Direction: Your task is to repeat the entries word for word while leaving out the pictures.

Items from a dataset
**********
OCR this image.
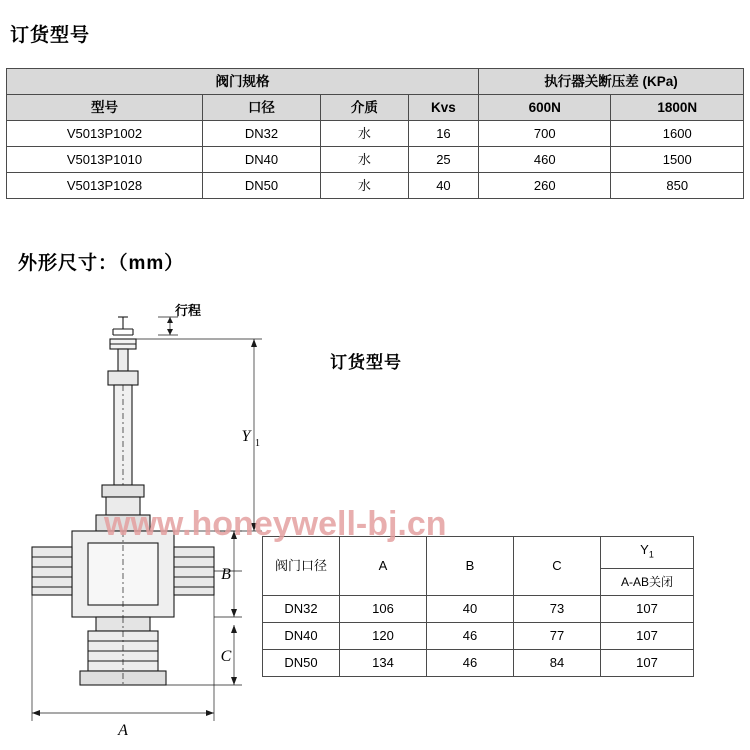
订货型号
阀门规格				执行器关断压差 (KPa)	
型号	口径	介质	Kvs	600N	1800N
V5013P1002	DN32	水	16	700	1600
V5013P1010	DN40	水	25	460	1500
V5013P1028	DN50	水	40	260	850
外形尺寸：（mm）
Y 1
B
C
A
行程
订货型号
www.honeywell-bj.cn
阀门口径	A	B	C	$Y_1$
				A-AB关闭
DN32	106	40	73	107
DN40	120	46	77	107
DN50	134	46	84	107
**********
Task answer:
OCR this image.
订货型号
阀门规格				执行器关断压差 (KPa)	
型号	口径	介质	Kvs	600N	1800N
V5013P1002	DN32	水	16	700	1600
V5013P1010	DN40	水	25	460	1500
V5013P1028	DN50	水	40	260	850
外形尺寸：（mm）
Y 1
B
C
A
行程
订货型号
www.honeywell-bj.cn
阀门口径	A	B	C	$Y_1$
				A-AB关闭
DN32	106	40	73	107
DN40	120	46	77	107
DN50	134	46	84	107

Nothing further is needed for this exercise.